> **YOUR OBJECTIVE**:
Restate each of the lines below word for word and drop every picture.

Records about charts and figures:
------------------------

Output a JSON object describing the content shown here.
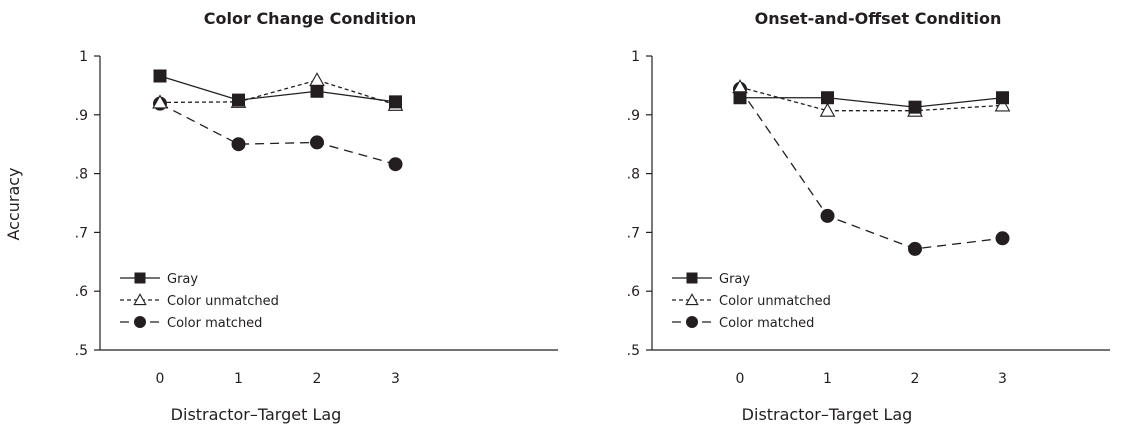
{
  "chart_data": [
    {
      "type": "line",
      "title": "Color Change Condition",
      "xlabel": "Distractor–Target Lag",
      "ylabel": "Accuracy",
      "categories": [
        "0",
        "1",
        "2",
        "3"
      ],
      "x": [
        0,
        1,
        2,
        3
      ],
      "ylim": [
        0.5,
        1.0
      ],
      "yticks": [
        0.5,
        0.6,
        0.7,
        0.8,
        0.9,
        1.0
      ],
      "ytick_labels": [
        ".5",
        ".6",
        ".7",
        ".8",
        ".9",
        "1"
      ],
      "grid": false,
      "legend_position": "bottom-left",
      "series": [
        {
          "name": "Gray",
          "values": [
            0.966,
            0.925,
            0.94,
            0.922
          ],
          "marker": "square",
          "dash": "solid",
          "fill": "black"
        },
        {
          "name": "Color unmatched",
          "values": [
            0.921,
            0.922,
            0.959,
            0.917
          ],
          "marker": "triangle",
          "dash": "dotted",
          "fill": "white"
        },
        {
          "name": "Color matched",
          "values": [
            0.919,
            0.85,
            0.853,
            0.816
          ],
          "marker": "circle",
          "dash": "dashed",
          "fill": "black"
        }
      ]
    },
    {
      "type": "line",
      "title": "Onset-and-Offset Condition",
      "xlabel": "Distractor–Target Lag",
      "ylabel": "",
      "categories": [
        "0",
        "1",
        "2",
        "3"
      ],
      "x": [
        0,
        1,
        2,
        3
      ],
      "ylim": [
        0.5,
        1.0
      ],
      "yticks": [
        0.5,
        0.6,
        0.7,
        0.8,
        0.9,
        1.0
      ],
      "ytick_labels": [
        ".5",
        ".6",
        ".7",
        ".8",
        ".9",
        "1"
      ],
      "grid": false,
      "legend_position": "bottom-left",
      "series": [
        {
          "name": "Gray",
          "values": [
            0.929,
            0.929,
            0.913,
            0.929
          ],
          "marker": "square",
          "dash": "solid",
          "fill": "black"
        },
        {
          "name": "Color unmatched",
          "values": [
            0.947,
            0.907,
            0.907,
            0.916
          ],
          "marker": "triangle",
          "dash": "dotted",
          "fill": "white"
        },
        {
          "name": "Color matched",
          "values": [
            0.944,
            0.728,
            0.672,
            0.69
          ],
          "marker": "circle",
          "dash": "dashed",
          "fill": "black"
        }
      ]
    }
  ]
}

------------------------

> **TASK SOLUTION**:
Output a JSON object describing the content shown here.
{
  "chart_data": [
    {
      "type": "line",
      "title": "Color Change Condition",
      "xlabel": "Distractor–Target Lag",
      "ylabel": "Accuracy",
      "categories": [
        "0",
        "1",
        "2",
        "3"
      ],
      "x": [
        0,
        1,
        2,
        3
      ],
      "ylim": [
        0.5,
        1.0
      ],
      "yticks": [
        0.5,
        0.6,
        0.7,
        0.8,
        0.9,
        1.0
      ],
      "ytick_labels": [
        ".5",
        ".6",
        ".7",
        ".8",
        ".9",
        "1"
      ],
      "grid": false,
      "legend_position": "bottom-left",
      "series": [
        {
          "name": "Gray",
          "values": [
            0.966,
            0.925,
            0.94,
            0.922
          ],
          "marker": "square",
          "dash": "solid",
          "fill": "black"
        },
        {
          "name": "Color unmatched",
          "values": [
            0.921,
            0.922,
            0.959,
            0.917
          ],
          "marker": "triangle",
          "dash": "dotted",
          "fill": "white"
        },
        {
          "name": "Color matched",
          "values": [
            0.919,
            0.85,
            0.853,
            0.816
          ],
          "marker": "circle",
          "dash": "dashed",
          "fill": "black"
        }
      ]
    },
    {
      "type": "line",
      "title": "Onset-and-Offset Condition",
      "xlabel": "Distractor–Target Lag",
      "ylabel": "",
      "categories": [
        "0",
        "1",
        "2",
        "3"
      ],
      "x": [
        0,
        1,
        2,
        3
      ],
      "ylim": [
        0.5,
        1.0
      ],
      "yticks": [
        0.5,
        0.6,
        0.7,
        0.8,
        0.9,
        1.0
      ],
      "ytick_labels": [
        ".5",
        ".6",
        ".7",
        ".8",
        ".9",
        "1"
      ],
      "grid": false,
      "legend_position": "bottom-left",
      "series": [
        {
          "name": "Gray",
          "values": [
            0.929,
            0.929,
            0.913,
            0.929
          ],
          "marker": "square",
          "dash": "solid",
          "fill": "black"
        },
        {
          "name": "Color unmatched",
          "values": [
            0.947,
            0.907,
            0.907,
            0.916
          ],
          "marker": "triangle",
          "dash": "dotted",
          "fill": "white"
        },
        {
          "name": "Color matched",
          "values": [
            0.944,
            0.728,
            0.672,
            0.69
          ],
          "marker": "circle",
          "dash": "dashed",
          "fill": "black"
        }
      ]
    }
  ]
}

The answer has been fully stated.